- _GIVEN INSTRUCTION_
Keep every line where the word "when" appears; drop the rest.

start DATA LINES

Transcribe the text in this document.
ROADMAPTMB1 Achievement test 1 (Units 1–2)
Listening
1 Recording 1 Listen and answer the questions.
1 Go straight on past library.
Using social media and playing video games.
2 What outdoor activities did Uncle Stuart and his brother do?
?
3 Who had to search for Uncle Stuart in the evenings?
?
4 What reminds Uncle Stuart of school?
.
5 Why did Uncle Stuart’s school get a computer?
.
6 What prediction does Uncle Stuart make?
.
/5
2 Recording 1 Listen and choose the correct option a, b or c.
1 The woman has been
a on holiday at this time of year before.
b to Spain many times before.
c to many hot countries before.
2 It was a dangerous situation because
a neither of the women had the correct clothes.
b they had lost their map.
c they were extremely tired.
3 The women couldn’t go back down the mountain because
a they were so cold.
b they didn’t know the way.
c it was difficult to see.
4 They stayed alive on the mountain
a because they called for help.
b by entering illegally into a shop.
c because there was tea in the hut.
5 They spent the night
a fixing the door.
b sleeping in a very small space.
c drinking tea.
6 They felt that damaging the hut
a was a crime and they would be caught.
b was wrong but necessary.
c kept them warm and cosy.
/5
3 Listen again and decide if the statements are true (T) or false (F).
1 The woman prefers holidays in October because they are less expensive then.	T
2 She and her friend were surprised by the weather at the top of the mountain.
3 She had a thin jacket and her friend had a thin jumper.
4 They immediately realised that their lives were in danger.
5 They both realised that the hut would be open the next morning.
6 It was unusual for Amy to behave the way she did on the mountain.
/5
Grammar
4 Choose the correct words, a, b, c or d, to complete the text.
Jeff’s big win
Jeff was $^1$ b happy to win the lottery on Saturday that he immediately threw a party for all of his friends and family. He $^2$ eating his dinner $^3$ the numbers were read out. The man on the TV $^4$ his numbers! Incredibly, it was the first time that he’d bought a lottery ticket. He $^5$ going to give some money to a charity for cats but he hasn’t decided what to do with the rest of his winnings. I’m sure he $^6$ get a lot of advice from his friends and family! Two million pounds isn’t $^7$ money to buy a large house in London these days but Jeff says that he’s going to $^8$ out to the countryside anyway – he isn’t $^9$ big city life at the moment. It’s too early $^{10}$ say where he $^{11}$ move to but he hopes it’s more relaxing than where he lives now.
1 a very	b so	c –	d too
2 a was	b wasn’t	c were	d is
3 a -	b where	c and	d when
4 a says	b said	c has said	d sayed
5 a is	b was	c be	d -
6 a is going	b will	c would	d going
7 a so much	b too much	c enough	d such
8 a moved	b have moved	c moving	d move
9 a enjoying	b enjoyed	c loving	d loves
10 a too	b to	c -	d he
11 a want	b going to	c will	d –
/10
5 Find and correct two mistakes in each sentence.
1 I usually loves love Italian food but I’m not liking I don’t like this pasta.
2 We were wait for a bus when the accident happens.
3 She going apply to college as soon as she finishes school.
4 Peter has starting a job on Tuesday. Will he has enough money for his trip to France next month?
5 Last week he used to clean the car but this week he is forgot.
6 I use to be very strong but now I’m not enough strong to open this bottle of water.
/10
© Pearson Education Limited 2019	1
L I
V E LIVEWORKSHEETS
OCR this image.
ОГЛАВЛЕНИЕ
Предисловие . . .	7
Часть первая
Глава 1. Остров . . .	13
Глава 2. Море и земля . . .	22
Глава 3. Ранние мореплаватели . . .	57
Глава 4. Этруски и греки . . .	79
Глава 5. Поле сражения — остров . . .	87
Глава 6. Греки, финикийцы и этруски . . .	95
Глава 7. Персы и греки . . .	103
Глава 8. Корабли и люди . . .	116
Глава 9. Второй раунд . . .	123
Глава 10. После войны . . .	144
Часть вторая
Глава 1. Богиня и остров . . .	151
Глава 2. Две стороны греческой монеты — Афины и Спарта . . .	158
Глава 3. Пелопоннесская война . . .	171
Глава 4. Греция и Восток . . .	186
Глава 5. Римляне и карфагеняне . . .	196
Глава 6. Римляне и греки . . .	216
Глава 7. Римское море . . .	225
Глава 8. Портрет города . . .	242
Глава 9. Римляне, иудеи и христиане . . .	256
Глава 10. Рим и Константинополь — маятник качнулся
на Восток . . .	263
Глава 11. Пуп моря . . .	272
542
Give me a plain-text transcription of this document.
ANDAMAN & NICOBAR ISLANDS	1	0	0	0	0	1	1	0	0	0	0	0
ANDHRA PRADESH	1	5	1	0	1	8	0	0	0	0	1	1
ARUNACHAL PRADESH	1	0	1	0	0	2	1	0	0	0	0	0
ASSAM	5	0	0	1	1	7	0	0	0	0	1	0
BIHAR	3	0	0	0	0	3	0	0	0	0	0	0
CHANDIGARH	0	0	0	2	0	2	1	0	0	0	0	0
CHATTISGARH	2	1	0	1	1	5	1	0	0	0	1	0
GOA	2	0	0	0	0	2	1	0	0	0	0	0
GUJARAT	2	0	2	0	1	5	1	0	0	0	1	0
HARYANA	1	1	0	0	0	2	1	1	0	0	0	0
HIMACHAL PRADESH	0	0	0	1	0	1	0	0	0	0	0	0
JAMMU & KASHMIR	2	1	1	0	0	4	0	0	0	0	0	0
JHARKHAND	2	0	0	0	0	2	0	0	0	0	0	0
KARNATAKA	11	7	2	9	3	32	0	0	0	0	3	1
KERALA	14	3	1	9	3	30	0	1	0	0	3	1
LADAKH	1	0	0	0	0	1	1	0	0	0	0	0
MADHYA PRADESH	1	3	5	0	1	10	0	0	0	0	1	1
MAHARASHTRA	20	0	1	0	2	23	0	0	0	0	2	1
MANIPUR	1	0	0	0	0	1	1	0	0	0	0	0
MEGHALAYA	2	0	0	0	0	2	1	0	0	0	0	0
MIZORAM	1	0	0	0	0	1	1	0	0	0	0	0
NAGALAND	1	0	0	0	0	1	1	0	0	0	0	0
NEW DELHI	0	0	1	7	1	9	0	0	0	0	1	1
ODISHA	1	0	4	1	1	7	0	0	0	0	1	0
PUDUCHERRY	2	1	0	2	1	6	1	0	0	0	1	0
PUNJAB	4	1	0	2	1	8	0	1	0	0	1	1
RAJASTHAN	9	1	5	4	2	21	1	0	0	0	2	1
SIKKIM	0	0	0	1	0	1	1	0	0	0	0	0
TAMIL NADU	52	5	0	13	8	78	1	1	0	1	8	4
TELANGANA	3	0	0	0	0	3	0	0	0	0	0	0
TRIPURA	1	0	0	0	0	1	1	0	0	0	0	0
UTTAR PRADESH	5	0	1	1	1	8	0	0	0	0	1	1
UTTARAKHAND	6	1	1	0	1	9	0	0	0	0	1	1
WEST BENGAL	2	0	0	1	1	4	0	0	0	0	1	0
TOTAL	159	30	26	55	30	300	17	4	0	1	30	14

end DATA LINES

- _ANSWER FOR THIS EXERCISE_
3 a -	b where	c and	d when
2 We were wait for a bus when the accident happens.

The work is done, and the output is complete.